##### Supplied data #####
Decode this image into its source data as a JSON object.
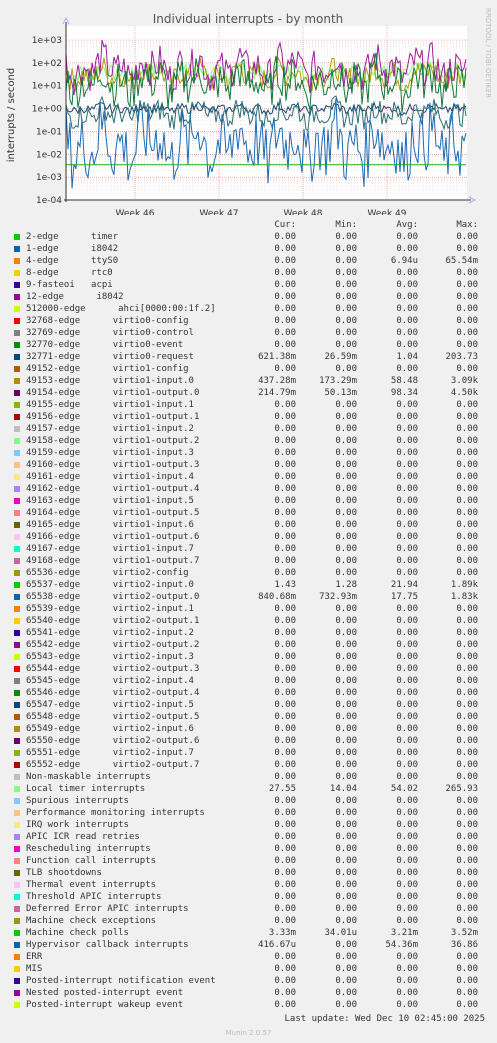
{
  "chart_data": {
    "type": "line",
    "title": "Individual interrupts - by month",
    "ylabel": "interrupts / second",
    "yscale": "log",
    "ylim": [
      0.0001,
      1000
    ],
    "yticks": [
      "1e+03",
      "1e+02",
      "1e+01",
      "1e+00",
      "1e-01",
      "1e-02",
      "1e-03",
      "1e-04"
    ],
    "xticks": [
      "Week 46",
      "Week 47",
      "Week 48",
      "Week 49"
    ],
    "side_label": "RRDTOOL / TOBI OETIKER",
    "series_traced": [
      {
        "name": "Local timer interrupts",
        "color": "#7bfc73",
        "base": 40,
        "spread": 0.35
      },
      {
        "name": "virtio1-input.0",
        "color": "#b0990e",
        "base": 30,
        "spread": 0.55
      },
      {
        "name": "virtio1-output.0",
        "color": "#9e1c9c",
        "base": 60,
        "spread": 0.8
      },
      {
        "name": "virtio2-input.0",
        "color": "#107a39",
        "base": 15,
        "spread": 0.9
      },
      {
        "name": "virtio2-output.0",
        "color": "#124878",
        "base": 1,
        "spread": 0.2
      },
      {
        "name": "virtio0-request",
        "color": "#2c6e74",
        "base": 0.6,
        "spread": 0.5
      },
      {
        "name": "Hypervisor callback interrupts",
        "color": "#1c6ab5",
        "base": 0.03,
        "spread": 1.4
      },
      {
        "name": "Machine check polls",
        "color": "#23a623",
        "base": 0.0035,
        "spread": 0.0
      }
    ]
  },
  "legend": {
    "headers": [
      "Cur:",
      "Min:",
      "Avg:",
      "Max:"
    ],
    "rows": [
      {
        "label": "2-edge      timer",
        "color": "#00cc00",
        "cur": "0.00",
        "min": "0.00",
        "avg": "0.00",
        "max": "0.00"
      },
      {
        "label": "1-edge      i8042",
        "color": "#0066b3",
        "cur": "0.00",
        "min": "0.00",
        "avg": "0.00",
        "max": "0.00"
      },
      {
        "label": "4-edge      ttyS0",
        "color": "#ff8000",
        "cur": "0.00",
        "min": "0.00",
        "avg": "6.94u",
        "max": "65.54m"
      },
      {
        "label": "8-edge      rtc0",
        "color": "#ffcc00",
        "cur": "0.00",
        "min": "0.00",
        "avg": "0.00",
        "max": "0.00"
      },
      {
        "label": "9-fasteoi   acpi",
        "color": "#330099",
        "cur": "0.00",
        "min": "0.00",
        "avg": "0.00",
        "max": "0.00"
      },
      {
        "label": "12-edge      i8042",
        "color": "#990099",
        "cur": "0.00",
        "min": "0.00",
        "avg": "0.00",
        "max": "0.00"
      },
      {
        "label": "512000-edge      ahci[0000:00:1f.2]",
        "color": "#ccff00",
        "cur": "0.00",
        "min": "0.00",
        "avg": "0.00",
        "max": "0.00"
      },
      {
        "label": "32768-edge      virtio0-config",
        "color": "#ff0000",
        "cur": "0.00",
        "min": "0.00",
        "avg": "0.00",
        "max": "0.00"
      },
      {
        "label": "32769-edge      virtio0-control",
        "color": "#808080",
        "cur": "0.00",
        "min": "0.00",
        "avg": "0.00",
        "max": "0.00"
      },
      {
        "label": "32770-edge      virtio0-event",
        "color": "#008f00",
        "cur": "0.00",
        "min": "0.00",
        "avg": "0.00",
        "max": "0.00"
      },
      {
        "label": "32771-edge      virtio0-request",
        "color": "#00487d",
        "cur": "621.38m",
        "min": "26.59m",
        "avg": "1.04",
        "max": "203.73"
      },
      {
        "label": "49152-edge      virtio1-config",
        "color": "#b35a00",
        "cur": "0.00",
        "min": "0.00",
        "avg": "0.00",
        "max": "0.00"
      },
      {
        "label": "49153-edge      virtio1-input.0",
        "color": "#b38f00",
        "cur": "437.28m",
        "min": "173.29m",
        "avg": "58.48",
        "max": "3.09k"
      },
      {
        "label": "49154-edge      virtio1-output.0",
        "color": "#6b006b",
        "cur": "214.79m",
        "min": "50.13m",
        "avg": "98.34",
        "max": "4.50k"
      },
      {
        "label": "49155-edge      virtio1-input.1",
        "color": "#8fb300",
        "cur": "0.00",
        "min": "0.00",
        "avg": "0.00",
        "max": "0.00"
      },
      {
        "label": "49156-edge      virtio1-output.1",
        "color": "#b30000",
        "cur": "0.00",
        "min": "0.00",
        "avg": "0.00",
        "max": "0.00"
      },
      {
        "label": "49157-edge      virtio1-input.2",
        "color": "#bebebe",
        "cur": "0.00",
        "min": "0.00",
        "avg": "0.00",
        "max": "0.00"
      },
      {
        "label": "49158-edge      virtio1-output.2",
        "color": "#80ff80",
        "cur": "0.00",
        "min": "0.00",
        "avg": "0.00",
        "max": "0.00"
      },
      {
        "label": "49159-edge      virtio1-input.3",
        "color": "#80c9ff",
        "cur": "0.00",
        "min": "0.00",
        "avg": "0.00",
        "max": "0.00"
      },
      {
        "label": "49160-edge      virtio1-output.3",
        "color": "#ffc080",
        "cur": "0.00",
        "min": "0.00",
        "avg": "0.00",
        "max": "0.00"
      },
      {
        "label": "49161-edge      virtio1-input.4",
        "color": "#ffe680",
        "cur": "0.00",
        "min": "0.00",
        "avg": "0.00",
        "max": "0.00"
      },
      {
        "label": "49162-edge      virtio1-output.4",
        "color": "#aa80ff",
        "cur": "0.00",
        "min": "0.00",
        "avg": "0.00",
        "max": "0.00"
      },
      {
        "label": "49163-edge      virtio1-input.5",
        "color": "#ee00cc",
        "cur": "0.00",
        "min": "0.00",
        "avg": "0.00",
        "max": "0.00"
      },
      {
        "label": "49164-edge      virtio1-output.5",
        "color": "#ff8080",
        "cur": "0.00",
        "min": "0.00",
        "avg": "0.00",
        "max": "0.00"
      },
      {
        "label": "49165-edge      virtio1-input.6",
        "color": "#666600",
        "cur": "0.00",
        "min": "0.00",
        "avg": "0.00",
        "max": "0.00"
      },
      {
        "label": "49166-edge      virtio1-output.6",
        "color": "#ffbfff",
        "cur": "0.00",
        "min": "0.00",
        "avg": "0.00",
        "max": "0.00"
      },
      {
        "label": "49167-edge      virtio1-input.7",
        "color": "#00ffcc",
        "cur": "0.00",
        "min": "0.00",
        "avg": "0.00",
        "max": "0.00"
      },
      {
        "label": "49168-edge      virtio1-output.7",
        "color": "#cc6699",
        "cur": "0.00",
        "min": "0.00",
        "avg": "0.00",
        "max": "0.00"
      },
      {
        "label": "65536-edge      virtio2-config",
        "color": "#999900",
        "cur": "0.00",
        "min": "0.00",
        "avg": "0.00",
        "max": "0.00"
      },
      {
        "label": "65537-edge      virtio2-input.0",
        "color": "#00cc00",
        "cur": "1.43",
        "min": "1.28",
        "avg": "21.94",
        "max": "1.89k"
      },
      {
        "label": "65538-edge      virtio2-output.0",
        "color": "#0066b3",
        "cur": "840.68m",
        "min": "732.93m",
        "avg": "17.75",
        "max": "1.83k"
      },
      {
        "label": "65539-edge      virtio2-input.1",
        "color": "#ff8000",
        "cur": "0.00",
        "min": "0.00",
        "avg": "0.00",
        "max": "0.00"
      },
      {
        "label": "65540-edge      virtio2-output.1",
        "color": "#ffcc00",
        "cur": "0.00",
        "min": "0.00",
        "avg": "0.00",
        "max": "0.00"
      },
      {
        "label": "65541-edge      virtio2-input.2",
        "color": "#330099",
        "cur": "0.00",
        "min": "0.00",
        "avg": "0.00",
        "max": "0.00"
      },
      {
        "label": "65542-edge      virtio2-output.2",
        "color": "#990099",
        "cur": "0.00",
        "min": "0.00",
        "avg": "0.00",
        "max": "0.00"
      },
      {
        "label": "65543-edge      virtio2-input.3",
        "color": "#ccff00",
        "cur": "0.00",
        "min": "0.00",
        "avg": "0.00",
        "max": "0.00"
      },
      {
        "label": "65544-edge      virtio2-output.3",
        "color": "#ff0000",
        "cur": "0.00",
        "min": "0.00",
        "avg": "0.00",
        "max": "0.00"
      },
      {
        "label": "65545-edge      virtio2-input.4",
        "color": "#808080",
        "cur": "0.00",
        "min": "0.00",
        "avg": "0.00",
        "max": "0.00"
      },
      {
        "label": "65546-edge      virtio2-output.4",
        "color": "#008f00",
        "cur": "0.00",
        "min": "0.00",
        "avg": "0.00",
        "max": "0.00"
      },
      {
        "label": "65547-edge      virtio2-input.5",
        "color": "#00487d",
        "cur": "0.00",
        "min": "0.00",
        "avg": "0.00",
        "max": "0.00"
      },
      {
        "label": "65548-edge      virtio2-output.5",
        "color": "#b35a00",
        "cur": "0.00",
        "min": "0.00",
        "avg": "0.00",
        "max": "0.00"
      },
      {
        "label": "65549-edge      virtio2-input.6",
        "color": "#b38f00",
        "cur": "0.00",
        "min": "0.00",
        "avg": "0.00",
        "max": "0.00"
      },
      {
        "label": "65550-edge      virtio2-output.6",
        "color": "#6b006b",
        "cur": "0.00",
        "min": "0.00",
        "avg": "0.00",
        "max": "0.00"
      },
      {
        "label": "65551-edge      virtio2-input.7",
        "color": "#8fb300",
        "cur": "0.00",
        "min": "0.00",
        "avg": "0.00",
        "max": "0.00"
      },
      {
        "label": "65552-edge      virtio2-output.7",
        "color": "#b30000",
        "cur": "0.00",
        "min": "0.00",
        "avg": "0.00",
        "max": "0.00"
      },
      {
        "label": "Non-maskable interrupts",
        "color": "#bebebe",
        "cur": "0.00",
        "min": "0.00",
        "avg": "0.00",
        "max": "0.00"
      },
      {
        "label": "Local timer interrupts",
        "color": "#80ff80",
        "cur": "27.55",
        "min": "14.04",
        "avg": "54.02",
        "max": "265.93"
      },
      {
        "label": "Spurious interrupts",
        "color": "#80c9ff",
        "cur": "0.00",
        "min": "0.00",
        "avg": "0.00",
        "max": "0.00"
      },
      {
        "label": "Performance monitoring interrupts",
        "color": "#ffc080",
        "cur": "0.00",
        "min": "0.00",
        "avg": "0.00",
        "max": "0.00"
      },
      {
        "label": "IRQ work interrupts",
        "color": "#ffe680",
        "cur": "0.00",
        "min": "0.00",
        "avg": "0.00",
        "max": "0.00"
      },
      {
        "label": "APIC ICR read retries",
        "color": "#aa80ff",
        "cur": "0.00",
        "min": "0.00",
        "avg": "0.00",
        "max": "0.00"
      },
      {
        "label": "Rescheduling interrupts",
        "color": "#ee00cc",
        "cur": "0.00",
        "min": "0.00",
        "avg": "0.00",
        "max": "0.00"
      },
      {
        "label": "Function call interrupts",
        "color": "#ff8080",
        "cur": "0.00",
        "min": "0.00",
        "avg": "0.00",
        "max": "0.00"
      },
      {
        "label": "TLB shootdowns",
        "color": "#666600",
        "cur": "0.00",
        "min": "0.00",
        "avg": "0.00",
        "max": "0.00"
      },
      {
        "label": "Thermal event interrupts",
        "color": "#ffbfff",
        "cur": "0.00",
        "min": "0.00",
        "avg": "0.00",
        "max": "0.00"
      },
      {
        "label": "Threshold APIC interrupts",
        "color": "#00ffcc",
        "cur": "0.00",
        "min": "0.00",
        "avg": "0.00",
        "max": "0.00"
      },
      {
        "label": "Deferred Error APIC interrupts",
        "color": "#cc6699",
        "cur": "0.00",
        "min": "0.00",
        "avg": "0.00",
        "max": "0.00"
      },
      {
        "label": "Machine check exceptions",
        "color": "#999900",
        "cur": "0.00",
        "min": "0.00",
        "avg": "0.00",
        "max": "0.00"
      },
      {
        "label": "Machine check polls",
        "color": "#00cc00",
        "cur": "3.33m",
        "min": "34.01u",
        "avg": "3.21m",
        "max": "3.52m"
      },
      {
        "label": "Hypervisor callback interrupts",
        "color": "#0066b3",
        "cur": "416.67u",
        "min": "0.00",
        "avg": "54.36m",
        "max": "36.86"
      },
      {
        "label": "ERR",
        "color": "#ff8000",
        "cur": "0.00",
        "min": "0.00",
        "avg": "0.00",
        "max": "0.00"
      },
      {
        "label": "MIS",
        "color": "#ffcc00",
        "cur": "0.00",
        "min": "0.00",
        "avg": "0.00",
        "max": "0.00"
      },
      {
        "label": "Posted-interrupt notification event",
        "color": "#330099",
        "cur": "0.00",
        "min": "0.00",
        "avg": "0.00",
        "max": "0.00"
      },
      {
        "label": "Nested posted-interrupt event",
        "color": "#990099",
        "cur": "0.00",
        "min": "0.00",
        "avg": "0.00",
        "max": "0.00"
      },
      {
        "label": "Posted-interrupt wakeup event",
        "color": "#ccff00",
        "cur": "0.00",
        "min": "0.00",
        "avg": "0.00",
        "max": "0.00"
      }
    ]
  },
  "footer": {
    "last_update": "Last update: Wed Dec 10 02:45:00 2025",
    "version": "Munin 2.0.57"
  }
}
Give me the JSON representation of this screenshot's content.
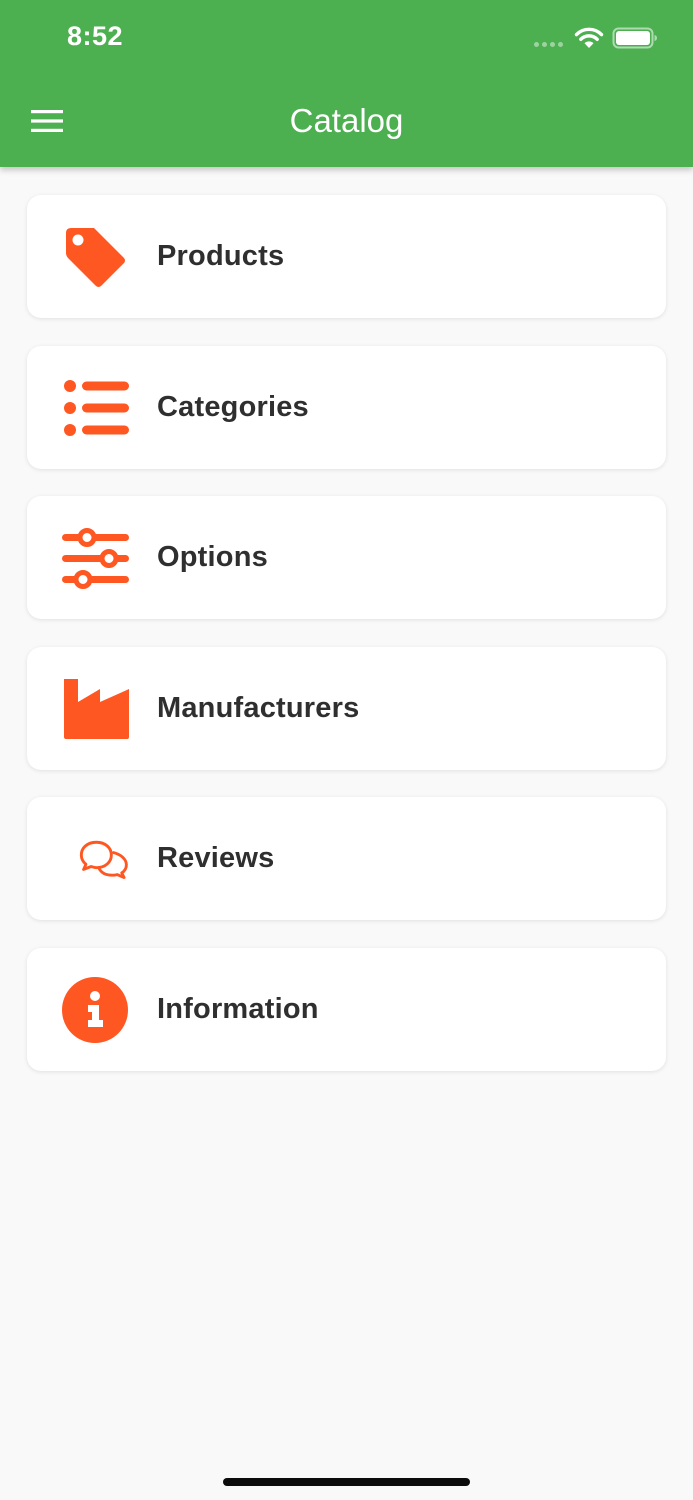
#####
**Task statement:** In the records above, find each line that holds the word "timer"; copy all such lines.

**Correct answer:**
        "name": "Local timer interrupts",
        "label": "2-edge      timer",
        "label": "Local timer interrupts",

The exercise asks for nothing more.